==== INPUT MATERIAL ====

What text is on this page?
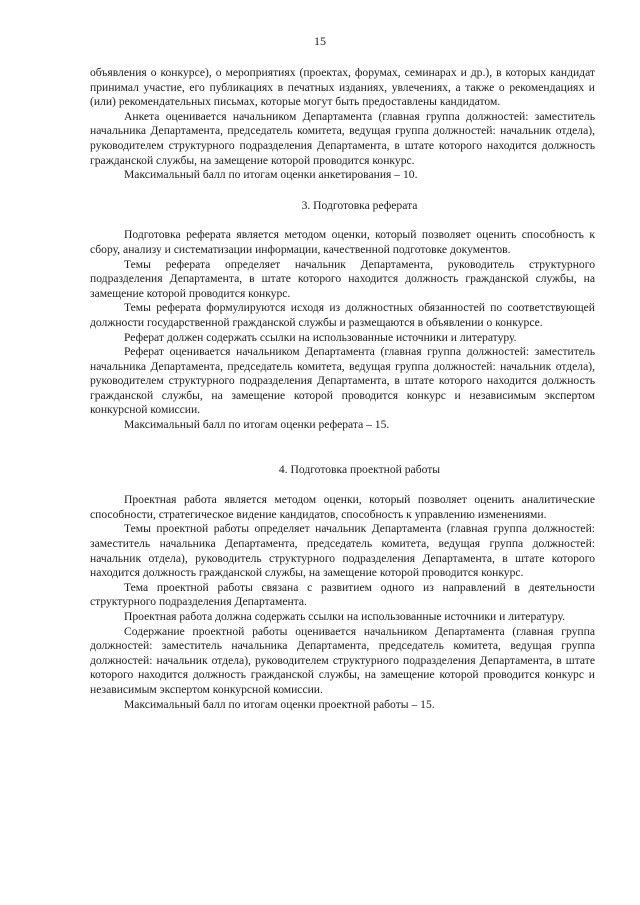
15

объявления о конкурсе), о мероприятиях (проектах, форумах, семинарах и др.), в которых кандидат принимал участие, его публикациях в печатных изданиях, увлечениях, а также о рекомендациях и (или) рекомендательных письмах, которые могут быть предоставлены кандидатом.

Анкета оценивается начальником Департамента (главная группа должностей: заместитель начальника Департамента, председатель комитета, ведущая группа должностей: начальник отдела), руководителем структурного подразделения Департамента, в штате которого находится должность гражданской службы, на замещение которой проводится конкурс.

Максимальный балл по итогам оценки анкетирования – 10.

3. Подготовка реферата

Подготовка реферата является методом оценки, который позволяет оценить способность к сбору, анализу и систематизации информации, качественной подготовке документов.

Темы реферата определяет начальник Департамента, руководитель структурного подразделения Департамента, в штате которого находится должность гражданской службы, на замещение которой проводится конкурс.

Темы реферата формулируются исходя из должностных обязанностей по соответствующей должности государственной гражданской службы и размещаются в объявлении о конкурсе.

Реферат должен содержать ссылки на использованные источники и литературу.

Реферат оценивается начальником Департамента (главная группа должностей: заместитель начальника Департамента, председатель комитета, ведущая группа должностей: начальник отдела), руководителем структурного подразделения Департамента, в штате которого находится должность гражданской службы, на замещение которой проводится конкурс и независимым экспертом конкурсной комиссии.

Максимальный балл по итогам оценки реферата – 15.

4. Подготовка проектной работы

Проектная работа является методом оценки, который позволяет оценить аналитические способности, стратегическое видение кандидатов, способность к управлению изменениями.

Темы проектной работы определяет начальник Департамента (главная группа должностей: заместитель начальника Департамента, председатель комитета, ведущая группа должностей: начальник отдела), руководитель структурного подразделения Департамента, в штате которого находится должность гражданской службы, на замещение которой проводится конкурс.

Тема проектной работы связана с развитием одного из направлений в деятельности структурного подразделения Департамента.

Проектная работа должна содержать ссылки на использованные источники и литературу.

Содержание проектной работы оценивается начальником Департамента (главная группа должностей: заместитель начальника Департамента, председатель комитета, ведущая группа должностей: начальник отдела), руководителем структурного подразделения Департамента, в штате которого находится должность гражданской службы, на замещение которой проводится конкурс и независимым экспертом конкурсной комиссии.

Максимальный балл по итогам оценки проектной работы – 15.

====

◆ DIRECTIONS
What comes back should match the records exactly, minus any pictures.

◆ SOLUTION
What text is on this page?
15

объявления о конкурсе), о мероприятиях (проектах, форумах, семинарах и др.), в которых кандидат принимал участие, его публикациях в печатных изданиях, увлечениях, а также о рекомендациях и (или) рекомендательных письмах, которые могут быть предоставлены кандидатом.

Анкета оценивается начальником Департамента (главная группа должностей: заместитель начальника Департамента, председатель комитета, ведущая группа должностей: начальник отдела), руководителем структурного подразделения Департамента, в штате которого находится должность гражданской службы, на замещение которой проводится конкурс.

Максимальный балл по итогам оценки анкетирования – 10.

3. Подготовка реферата

Подготовка реферата является методом оценки, который позволяет оценить способность к сбору, анализу и систематизации информации, качественной подготовке документов.

Темы реферата определяет начальник Департамента, руководитель структурного подразделения Департамента, в штате которого находится должность гражданской службы, на замещение которой проводится конкурс.

Темы реферата формулируются исходя из должностных обязанностей по соответствующей должности государственной гражданской службы и размещаются в объявлении о конкурсе.

Реферат должен содержать ссылки на использованные источники и литературу.

Реферат оценивается начальником Департамента (главная группа должностей: заместитель начальника Департамента, председатель комитета, ведущая группа должностей: начальник отдела), руководителем структурного подразделения Департамента, в штате которого находится должность гражданской службы, на замещение которой проводится конкурс и независимым экспертом конкурсной комиссии.

Максимальный балл по итогам оценки реферата – 15.

4. Подготовка проектной работы

Проектная работа является методом оценки, который позволяет оценить аналитические способности, стратегическое видение кандидатов, способность к управлению изменениями.

Темы проектной работы определяет начальник Департамента (главная группа должностей: заместитель начальника Департамента, председатель комитета, ведущая группа должностей: начальник отдела), руководитель структурного подразделения Департамента, в штате которого находится должность гражданской службы, на замещение которой проводится конкурс.

Тема проектной работы связана с развитием одного из направлений в деятельности структурного подразделения Департамента.

Проектная работа должна содержать ссылки на использованные источники и литературу.

Содержание проектной работы оценивается начальником Департамента (главная группа должностей: заместитель начальника Департамента, председатель комитета, ведущая группа должностей: начальник отдела), руководителем структурного подразделения Департамента, в штате которого находится должность гражданской службы, на замещение которой проводится конкурс и независимым экспертом конкурсной комиссии.

Максимальный балл по итогам оценки проектной работы – 15.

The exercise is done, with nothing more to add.